─── EXCERPTED RECORDS ───
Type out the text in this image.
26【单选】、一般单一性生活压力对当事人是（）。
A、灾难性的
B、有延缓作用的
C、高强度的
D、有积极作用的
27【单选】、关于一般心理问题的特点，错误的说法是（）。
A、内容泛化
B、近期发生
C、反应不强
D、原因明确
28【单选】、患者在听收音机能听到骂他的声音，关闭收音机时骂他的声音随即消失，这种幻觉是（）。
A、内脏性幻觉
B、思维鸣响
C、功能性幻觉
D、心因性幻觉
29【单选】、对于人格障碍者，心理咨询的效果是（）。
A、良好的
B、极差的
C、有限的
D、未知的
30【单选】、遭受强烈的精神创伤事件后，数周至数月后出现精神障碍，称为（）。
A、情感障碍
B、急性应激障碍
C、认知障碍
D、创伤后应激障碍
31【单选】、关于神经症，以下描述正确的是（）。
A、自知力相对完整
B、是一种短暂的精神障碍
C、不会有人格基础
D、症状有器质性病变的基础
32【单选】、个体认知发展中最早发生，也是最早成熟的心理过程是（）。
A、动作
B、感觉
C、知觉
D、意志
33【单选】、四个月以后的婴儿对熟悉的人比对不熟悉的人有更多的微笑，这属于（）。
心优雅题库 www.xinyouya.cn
───
Exactly as written above, please repeat the entries.

**TASK SOLUTION**
Type out the text in this image.
26【单选】、一般单一性生活压力对当事人是（）。
A、灾难性的
B、有延缓作用的
C、高强度的
D、有积极作用的
27【单选】、关于一般心理问题的特点，错误的说法是（）。
A、内容泛化
B、近期发生
C、反应不强
D、原因明确
28【单选】、患者在听收音机能听到骂他的声音，关闭收音机时骂他的声音随即消失，这种幻觉是（）。
A、内脏性幻觉
B、思维鸣响
C、功能性幻觉
D、心因性幻觉
29【单选】、对于人格障碍者，心理咨询的效果是（）。
A、良好的
B、极差的
C、有限的
D、未知的
30【单选】、遭受强烈的精神创伤事件后，数周至数月后出现精神障碍，称为（）。
A、情感障碍
B、急性应激障碍
C、认知障碍
D、创伤后应激障碍
31【单选】、关于神经症，以下描述正确的是（）。
A、自知力相对完整
B、是一种短暂的精神障碍
C、不会有人格基础
D、症状有器质性病变的基础
32【单选】、个体认知发展中最早发生，也是最早成熟的心理过程是（）。
A、动作
B、感觉
C、知觉
D、意志
33【单选】、四个月以后的婴儿对熟悉的人比对不熟悉的人有更多的微笑，这属于（）。
心优雅题库 www.xinyouya.cn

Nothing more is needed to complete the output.